### Given problem
Return the material word for word. Do not include pictures.

— BEGIN Data extract —

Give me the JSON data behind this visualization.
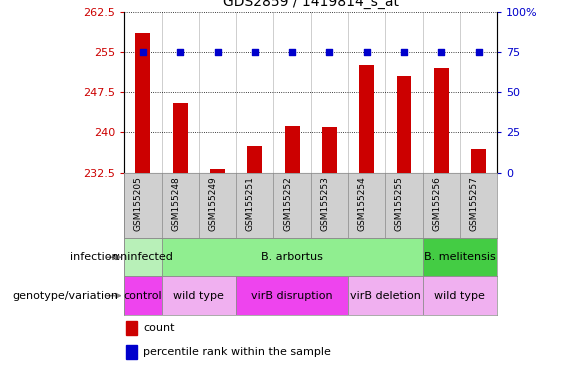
{
  "title": "GDS2859 / 1419814_s_at",
  "samples": [
    "GSM155205",
    "GSM155248",
    "GSM155249",
    "GSM155251",
    "GSM155252",
    "GSM155253",
    "GSM155254",
    "GSM155255",
    "GSM155256",
    "GSM155257"
  ],
  "counts": [
    258.5,
    245.5,
    233.2,
    237.5,
    241.2,
    241.0,
    252.5,
    250.5,
    252.0,
    237.0
  ],
  "percentile_ranks": [
    75,
    75,
    75,
    75,
    75,
    75,
    75,
    75,
    75,
    75
  ],
  "ylim_left": [
    232.5,
    262.5
  ],
  "ylim_right": [
    0,
    100
  ],
  "yticks_left": [
    232.5,
    240.0,
    247.5,
    255.0,
    262.5
  ],
  "yticks_right": [
    0,
    25,
    50,
    75,
    100
  ],
  "bar_color": "#cc0000",
  "dot_color": "#0000cc",
  "infection_groups": [
    {
      "label": "uninfected",
      "start": 0,
      "end": 1,
      "color": "#b8f0b8"
    },
    {
      "label": "B. arbortus",
      "start": 1,
      "end": 8,
      "color": "#90ee90"
    },
    {
      "label": "B. melitensis",
      "start": 8,
      "end": 10,
      "color": "#44cc44"
    }
  ],
  "genotype_groups": [
    {
      "label": "control",
      "start": 0,
      "end": 1,
      "color": "#ee44ee"
    },
    {
      "label": "wild type",
      "start": 1,
      "end": 3,
      "color": "#f0b0f0"
    },
    {
      "label": "virB disruption",
      "start": 3,
      "end": 6,
      "color": "#ee44ee"
    },
    {
      "label": "virB deletion",
      "start": 6,
      "end": 8,
      "color": "#f0b0f0"
    },
    {
      "label": "wild type",
      "start": 8,
      "end": 10,
      "color": "#f0b0f0"
    }
  ],
  "bg_color": "#ffffff",
  "tick_label_color_left": "#cc0000",
  "tick_label_color_right": "#0000cc",
  "label_infection": "infection",
  "label_genotype": "genotype/variation",
  "legend_count": "count",
  "legend_pct": "percentile rank within the sample",
  "xticklabel_bg": "#d0d0d0"
}
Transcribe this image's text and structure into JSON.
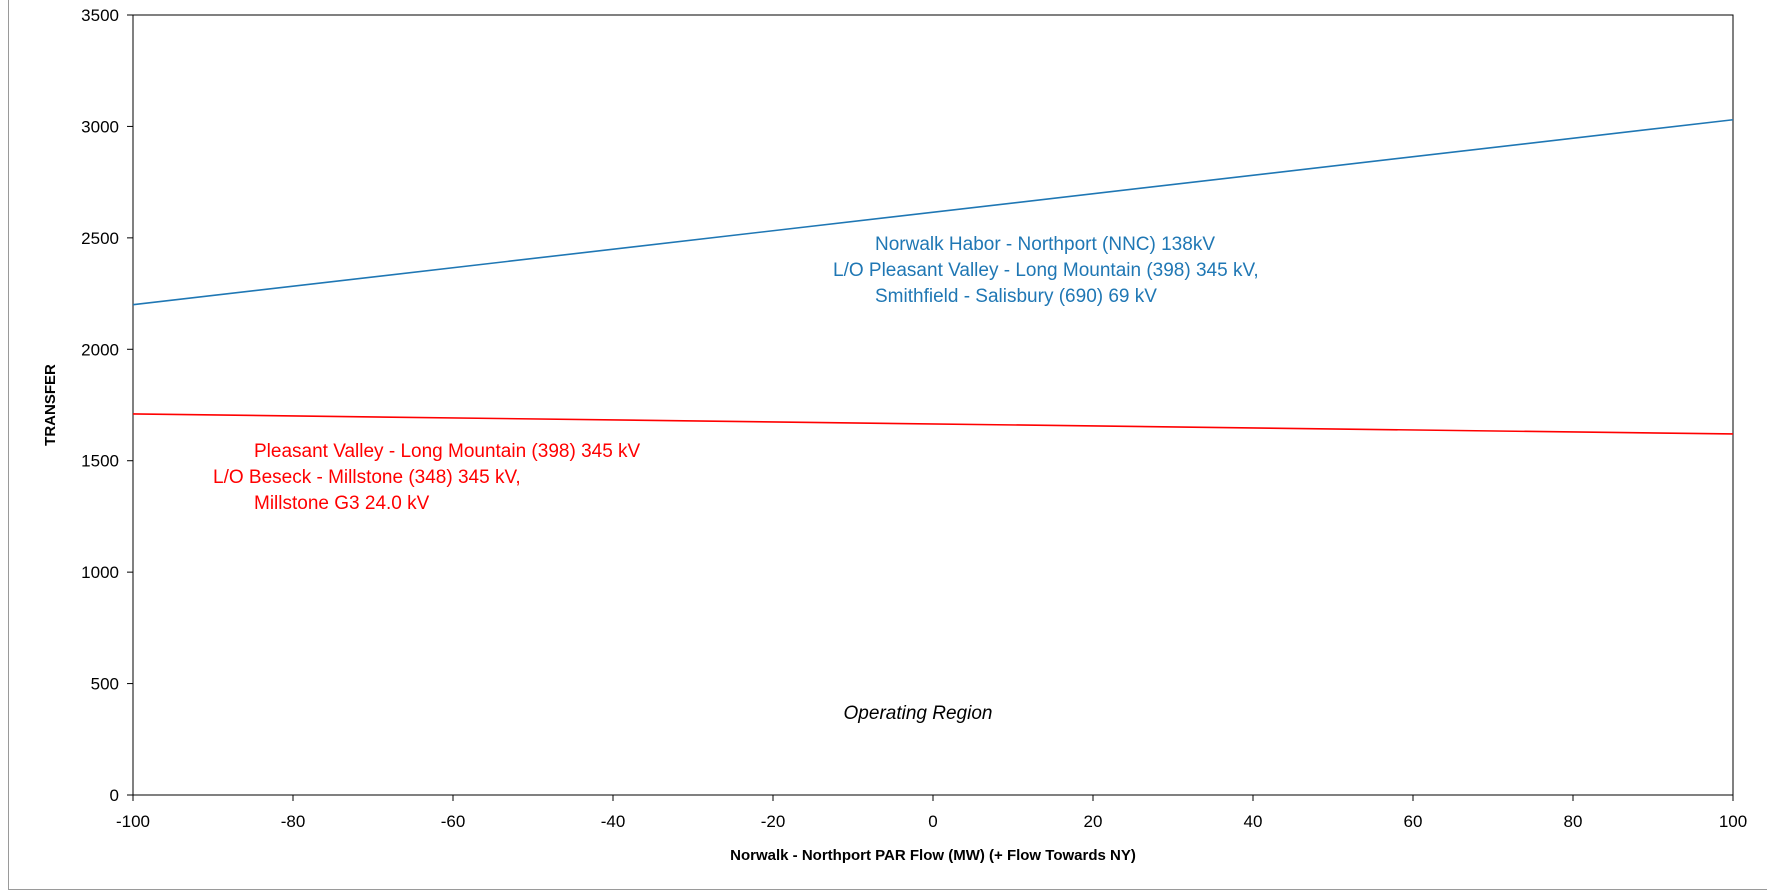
{
  "chart_data": {
    "type": "line",
    "xlabel": "Norwalk - Northport PAR Flow (MW) (+ Flow Towards NY)",
    "ylabel": "TRANSFER",
    "xlim": [
      -100,
      100
    ],
    "ylim": [
      0,
      3500
    ],
    "x_ticks": [
      -100,
      -80,
      -60,
      -40,
      -20,
      0,
      20,
      40,
      60,
      80,
      100
    ],
    "y_ticks": [
      0,
      500,
      1000,
      1500,
      2000,
      2500,
      3000,
      3500
    ],
    "grid": false,
    "series": [
      {
        "x": [
          -100,
          100
        ],
        "values": [
          2200,
          3030
        ],
        "color": "#1f77b4",
        "label_lines": [
          "Norwalk  Habor - Northport (NNC)  138kV",
          "L/O Pleasant  Valley - Long Mountain  (398)  345  kV,",
          "Smithfield - Salisbury  (690)  69 kV"
        ]
      },
      {
        "x": [
          -100,
          100
        ],
        "values": [
          1710,
          1620
        ],
        "color": "#ff0000",
        "label_lines": [
          "Pleasant  Valley - Long Mountain  (398)  345  kV",
          "L/O Beseck - Millstone (348)  345  kV,",
          "Millstone G3  24.0  kV"
        ]
      }
    ],
    "annotations": [
      "Operating Region"
    ]
  }
}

— END Data extract —

### Response below
Give me the JSON data behind this visualization.
{
  "title": "GDS2859 / 1419814_s_at",
  "samples": [
    "GSM155205",
    "GSM155248",
    "GSM155249",
    "GSM155251",
    "GSM155252",
    "GSM155253",
    "GSM155254",
    "GSM155255",
    "GSM155256",
    "GSM155257"
  ],
  "counts": [
    258.5,
    245.5,
    233.2,
    237.5,
    241.2,
    241.0,
    252.5,
    250.5,
    252.0,
    237.0
  ],
  "percentile_ranks": [
    75,
    75,
    75,
    75,
    75,
    75,
    75,
    75,
    75,
    75
  ],
  "ylim_left": [
    232.5,
    262.5
  ],
  "ylim_right": [
    0,
    100
  ],
  "yticks_left": [
    232.5,
    240.0,
    247.5,
    255.0,
    262.5
  ],
  "yticks_right": [
    0,
    25,
    50,
    75,
    100
  ],
  "bar_color": "#cc0000",
  "dot_color": "#0000cc",
  "infection_groups": [
    {
      "label": "uninfected",
      "start": 0,
      "end": 1,
      "color": "#b8f0b8"
    },
    {
      "label": "B. arbortus",
      "start": 1,
      "end": 8,
      "color": "#90ee90"
    },
    {
      "label": "B. melitensis",
      "start": 8,
      "end": 10,
      "color": "#44cc44"
    }
  ],
  "genotype_groups": [
    {
      "label": "control",
      "start": 0,
      "end": 1,
      "color": "#ee44ee"
    },
    {
      "label": "wild type",
      "start": 1,
      "end": 3,
      "color": "#f0b0f0"
    },
    {
      "label": "virB disruption",
      "start": 3,
      "end": 6,
      "color": "#ee44ee"
    },
    {
      "label": "virB deletion",
      "start": 6,
      "end": 8,
      "color": "#f0b0f0"
    },
    {
      "label": "wild type",
      "start": 8,
      "end": 10,
      "color": "#f0b0f0"
    }
  ],
  "bg_color": "#ffffff",
  "tick_label_color_left": "#cc0000",
  "tick_label_color_right": "#0000cc",
  "label_infection": "infection",
  "label_genotype": "genotype/variation",
  "legend_count": "count",
  "legend_pct": "percentile rank within the sample",
  "xticklabel_bg": "#d0d0d0"
}
Transcribe this image's text and structure into JSON.
{
  "chart_data": {
    "type": "line",
    "xlabel": "Norwalk - Northport PAR Flow (MW) (+ Flow Towards NY)",
    "ylabel": "TRANSFER",
    "xlim": [
      -100,
      100
    ],
    "ylim": [
      0,
      3500
    ],
    "x_ticks": [
      -100,
      -80,
      -60,
      -40,
      -20,
      0,
      20,
      40,
      60,
      80,
      100
    ],
    "y_ticks": [
      0,
      500,
      1000,
      1500,
      2000,
      2500,
      3000,
      3500
    ],
    "grid": false,
    "series": [
      {
        "x": [
          -100,
          100
        ],
        "values": [
          2200,
          3030
        ],
        "color": "#1f77b4",
        "label_lines": [
          "Norwalk  Habor - Northport (NNC)  138kV",
          "L/O Pleasant  Valley - Long Mountain  (398)  345  kV,",
          "Smithfield - Salisbury  (690)  69 kV"
        ]
      },
      {
        "x": [
          -100,
          100
        ],
        "values": [
          1710,
          1620
        ],
        "color": "#ff0000",
        "label_lines": [
          "Pleasant  Valley - Long Mountain  (398)  345  kV",
          "L/O Beseck - Millstone (348)  345  kV,",
          "Millstone G3  24.0  kV"
        ]
      }
    ],
    "annotations": [
      "Operating Region"
    ]
  }
}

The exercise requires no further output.